◆ What is expected
Here are some records; copy every line that holds the word "Western".

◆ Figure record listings
□ □ □

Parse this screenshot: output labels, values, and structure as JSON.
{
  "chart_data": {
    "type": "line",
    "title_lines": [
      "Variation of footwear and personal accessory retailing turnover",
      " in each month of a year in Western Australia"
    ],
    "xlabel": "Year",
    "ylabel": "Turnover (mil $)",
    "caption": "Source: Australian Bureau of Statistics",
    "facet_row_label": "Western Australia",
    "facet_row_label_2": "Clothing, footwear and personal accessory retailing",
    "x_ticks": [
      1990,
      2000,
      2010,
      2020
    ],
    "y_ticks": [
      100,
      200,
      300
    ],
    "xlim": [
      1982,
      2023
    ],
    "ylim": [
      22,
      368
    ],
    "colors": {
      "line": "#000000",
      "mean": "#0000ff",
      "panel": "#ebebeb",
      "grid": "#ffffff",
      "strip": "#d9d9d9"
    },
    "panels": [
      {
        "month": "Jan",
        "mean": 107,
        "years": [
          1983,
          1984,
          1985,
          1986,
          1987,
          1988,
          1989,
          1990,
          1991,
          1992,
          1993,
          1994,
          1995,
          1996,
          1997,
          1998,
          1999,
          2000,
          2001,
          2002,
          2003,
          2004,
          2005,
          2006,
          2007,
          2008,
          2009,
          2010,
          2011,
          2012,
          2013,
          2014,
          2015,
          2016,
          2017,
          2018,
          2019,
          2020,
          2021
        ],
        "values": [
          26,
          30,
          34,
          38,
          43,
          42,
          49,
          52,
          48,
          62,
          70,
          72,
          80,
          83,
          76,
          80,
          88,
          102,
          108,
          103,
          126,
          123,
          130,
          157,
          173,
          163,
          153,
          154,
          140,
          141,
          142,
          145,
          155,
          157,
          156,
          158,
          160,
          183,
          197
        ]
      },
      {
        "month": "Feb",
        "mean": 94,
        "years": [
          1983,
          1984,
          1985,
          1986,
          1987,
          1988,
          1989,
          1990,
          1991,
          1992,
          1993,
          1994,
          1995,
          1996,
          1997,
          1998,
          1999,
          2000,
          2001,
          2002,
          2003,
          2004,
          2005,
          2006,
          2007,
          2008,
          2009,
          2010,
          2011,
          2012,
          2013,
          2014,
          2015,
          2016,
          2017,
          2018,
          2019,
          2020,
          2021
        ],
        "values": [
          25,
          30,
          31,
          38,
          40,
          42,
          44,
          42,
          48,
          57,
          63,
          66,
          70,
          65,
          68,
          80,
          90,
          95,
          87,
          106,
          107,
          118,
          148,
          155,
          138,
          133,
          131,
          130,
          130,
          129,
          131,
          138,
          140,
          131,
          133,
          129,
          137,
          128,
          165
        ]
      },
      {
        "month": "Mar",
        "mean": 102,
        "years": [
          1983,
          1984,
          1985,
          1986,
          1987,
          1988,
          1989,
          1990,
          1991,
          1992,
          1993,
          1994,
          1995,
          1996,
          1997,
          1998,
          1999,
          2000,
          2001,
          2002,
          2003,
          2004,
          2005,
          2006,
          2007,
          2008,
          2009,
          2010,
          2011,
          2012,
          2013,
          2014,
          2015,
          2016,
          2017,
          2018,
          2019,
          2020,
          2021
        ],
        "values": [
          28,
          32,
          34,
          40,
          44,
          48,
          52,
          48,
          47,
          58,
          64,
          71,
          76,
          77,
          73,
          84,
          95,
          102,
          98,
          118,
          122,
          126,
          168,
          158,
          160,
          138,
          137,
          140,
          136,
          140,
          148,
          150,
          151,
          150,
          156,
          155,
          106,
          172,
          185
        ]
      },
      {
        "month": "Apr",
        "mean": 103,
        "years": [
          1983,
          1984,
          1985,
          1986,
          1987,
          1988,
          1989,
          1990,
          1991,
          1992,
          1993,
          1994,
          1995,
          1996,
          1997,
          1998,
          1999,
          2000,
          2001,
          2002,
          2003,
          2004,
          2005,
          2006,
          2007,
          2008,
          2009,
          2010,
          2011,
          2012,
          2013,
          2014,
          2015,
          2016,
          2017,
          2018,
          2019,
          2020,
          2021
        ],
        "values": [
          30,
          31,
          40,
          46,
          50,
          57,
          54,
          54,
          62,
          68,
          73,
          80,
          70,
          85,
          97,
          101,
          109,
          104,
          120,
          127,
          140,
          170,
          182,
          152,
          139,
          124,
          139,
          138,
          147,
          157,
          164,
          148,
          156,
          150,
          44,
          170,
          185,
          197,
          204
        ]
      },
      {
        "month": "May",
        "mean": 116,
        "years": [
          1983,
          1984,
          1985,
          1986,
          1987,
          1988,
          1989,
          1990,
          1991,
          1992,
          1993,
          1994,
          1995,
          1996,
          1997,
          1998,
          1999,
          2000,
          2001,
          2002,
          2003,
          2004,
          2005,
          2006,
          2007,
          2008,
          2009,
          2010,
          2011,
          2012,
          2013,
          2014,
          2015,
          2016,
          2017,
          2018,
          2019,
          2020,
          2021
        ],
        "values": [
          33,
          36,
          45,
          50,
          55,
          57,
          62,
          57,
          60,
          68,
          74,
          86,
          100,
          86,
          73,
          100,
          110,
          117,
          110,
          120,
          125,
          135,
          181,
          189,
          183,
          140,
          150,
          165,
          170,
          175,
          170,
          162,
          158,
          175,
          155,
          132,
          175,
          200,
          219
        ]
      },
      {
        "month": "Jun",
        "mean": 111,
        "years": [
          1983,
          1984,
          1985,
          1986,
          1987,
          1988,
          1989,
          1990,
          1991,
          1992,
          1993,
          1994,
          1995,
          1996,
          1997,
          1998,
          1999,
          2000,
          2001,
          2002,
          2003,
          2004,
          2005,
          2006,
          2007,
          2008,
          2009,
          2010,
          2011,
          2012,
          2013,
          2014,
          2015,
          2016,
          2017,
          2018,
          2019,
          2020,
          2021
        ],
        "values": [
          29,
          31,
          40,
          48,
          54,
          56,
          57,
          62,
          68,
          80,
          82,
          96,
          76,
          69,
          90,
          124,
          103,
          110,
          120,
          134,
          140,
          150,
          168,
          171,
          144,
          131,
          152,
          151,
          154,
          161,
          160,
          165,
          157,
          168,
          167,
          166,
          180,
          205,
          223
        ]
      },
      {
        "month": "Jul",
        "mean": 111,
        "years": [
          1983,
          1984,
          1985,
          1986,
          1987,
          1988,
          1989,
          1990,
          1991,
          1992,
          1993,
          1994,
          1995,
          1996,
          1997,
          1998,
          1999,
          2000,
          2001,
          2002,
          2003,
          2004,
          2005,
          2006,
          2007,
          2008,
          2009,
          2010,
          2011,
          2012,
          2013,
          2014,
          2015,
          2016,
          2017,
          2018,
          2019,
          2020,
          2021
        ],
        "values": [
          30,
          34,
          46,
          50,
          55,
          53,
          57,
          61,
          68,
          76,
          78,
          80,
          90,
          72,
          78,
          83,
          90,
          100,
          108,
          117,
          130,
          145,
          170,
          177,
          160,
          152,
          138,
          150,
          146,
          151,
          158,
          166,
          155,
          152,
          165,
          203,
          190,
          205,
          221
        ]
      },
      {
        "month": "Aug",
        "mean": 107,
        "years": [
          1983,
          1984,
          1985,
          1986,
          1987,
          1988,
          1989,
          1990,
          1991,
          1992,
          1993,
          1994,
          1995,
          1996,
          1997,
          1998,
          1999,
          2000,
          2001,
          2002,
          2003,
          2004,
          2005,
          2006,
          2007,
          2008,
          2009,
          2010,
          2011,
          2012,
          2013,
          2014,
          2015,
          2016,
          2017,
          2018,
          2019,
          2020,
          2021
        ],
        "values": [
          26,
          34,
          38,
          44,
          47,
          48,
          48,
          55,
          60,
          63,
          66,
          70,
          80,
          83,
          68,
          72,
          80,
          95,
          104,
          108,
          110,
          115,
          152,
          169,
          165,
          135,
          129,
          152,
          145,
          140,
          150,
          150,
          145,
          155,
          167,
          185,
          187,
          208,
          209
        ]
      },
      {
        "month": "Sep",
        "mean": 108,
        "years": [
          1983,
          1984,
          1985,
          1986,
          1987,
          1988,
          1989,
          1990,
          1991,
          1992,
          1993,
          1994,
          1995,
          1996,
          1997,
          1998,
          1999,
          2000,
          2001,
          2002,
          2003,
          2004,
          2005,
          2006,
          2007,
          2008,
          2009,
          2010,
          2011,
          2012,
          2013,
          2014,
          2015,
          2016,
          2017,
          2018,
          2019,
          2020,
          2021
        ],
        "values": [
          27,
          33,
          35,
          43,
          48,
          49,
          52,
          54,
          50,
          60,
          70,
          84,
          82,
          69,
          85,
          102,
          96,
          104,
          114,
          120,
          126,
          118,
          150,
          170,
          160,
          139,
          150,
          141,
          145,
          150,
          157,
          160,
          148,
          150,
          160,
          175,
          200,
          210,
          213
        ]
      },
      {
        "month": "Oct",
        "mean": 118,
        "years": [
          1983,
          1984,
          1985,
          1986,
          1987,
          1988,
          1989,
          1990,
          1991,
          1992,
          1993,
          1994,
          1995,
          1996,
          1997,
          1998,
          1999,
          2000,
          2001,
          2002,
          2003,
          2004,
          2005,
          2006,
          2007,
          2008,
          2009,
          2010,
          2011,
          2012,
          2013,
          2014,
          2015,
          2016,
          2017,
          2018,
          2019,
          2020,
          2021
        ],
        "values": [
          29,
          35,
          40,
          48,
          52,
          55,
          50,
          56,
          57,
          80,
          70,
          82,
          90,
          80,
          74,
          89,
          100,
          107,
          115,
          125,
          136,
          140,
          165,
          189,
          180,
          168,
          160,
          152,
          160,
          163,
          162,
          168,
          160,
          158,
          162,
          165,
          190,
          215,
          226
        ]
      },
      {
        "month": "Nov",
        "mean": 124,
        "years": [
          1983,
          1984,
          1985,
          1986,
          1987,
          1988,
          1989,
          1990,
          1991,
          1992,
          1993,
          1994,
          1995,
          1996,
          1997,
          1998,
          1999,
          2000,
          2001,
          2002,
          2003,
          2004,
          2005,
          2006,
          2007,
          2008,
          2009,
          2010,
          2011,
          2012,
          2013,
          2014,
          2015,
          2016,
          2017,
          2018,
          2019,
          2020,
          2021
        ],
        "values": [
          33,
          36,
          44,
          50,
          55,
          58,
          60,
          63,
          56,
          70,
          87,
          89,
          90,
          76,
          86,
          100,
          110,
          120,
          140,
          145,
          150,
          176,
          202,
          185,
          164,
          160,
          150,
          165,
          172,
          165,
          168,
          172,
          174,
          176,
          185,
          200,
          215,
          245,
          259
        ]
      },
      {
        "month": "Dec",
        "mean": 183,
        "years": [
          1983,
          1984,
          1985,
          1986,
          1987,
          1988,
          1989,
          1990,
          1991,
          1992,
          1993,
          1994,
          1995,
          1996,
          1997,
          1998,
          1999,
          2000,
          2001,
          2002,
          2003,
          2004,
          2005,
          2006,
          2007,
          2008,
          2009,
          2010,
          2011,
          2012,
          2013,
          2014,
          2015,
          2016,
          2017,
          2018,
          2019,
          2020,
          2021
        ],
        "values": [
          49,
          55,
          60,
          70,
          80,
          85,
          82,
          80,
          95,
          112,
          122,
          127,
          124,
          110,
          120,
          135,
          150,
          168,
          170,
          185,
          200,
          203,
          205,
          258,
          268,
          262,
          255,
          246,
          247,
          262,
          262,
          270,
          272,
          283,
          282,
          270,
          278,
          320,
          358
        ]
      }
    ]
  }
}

□ □ □

◆ Correct result
      " in each month of a year in Western Australia"
    "facet_row_label": "Western Australia",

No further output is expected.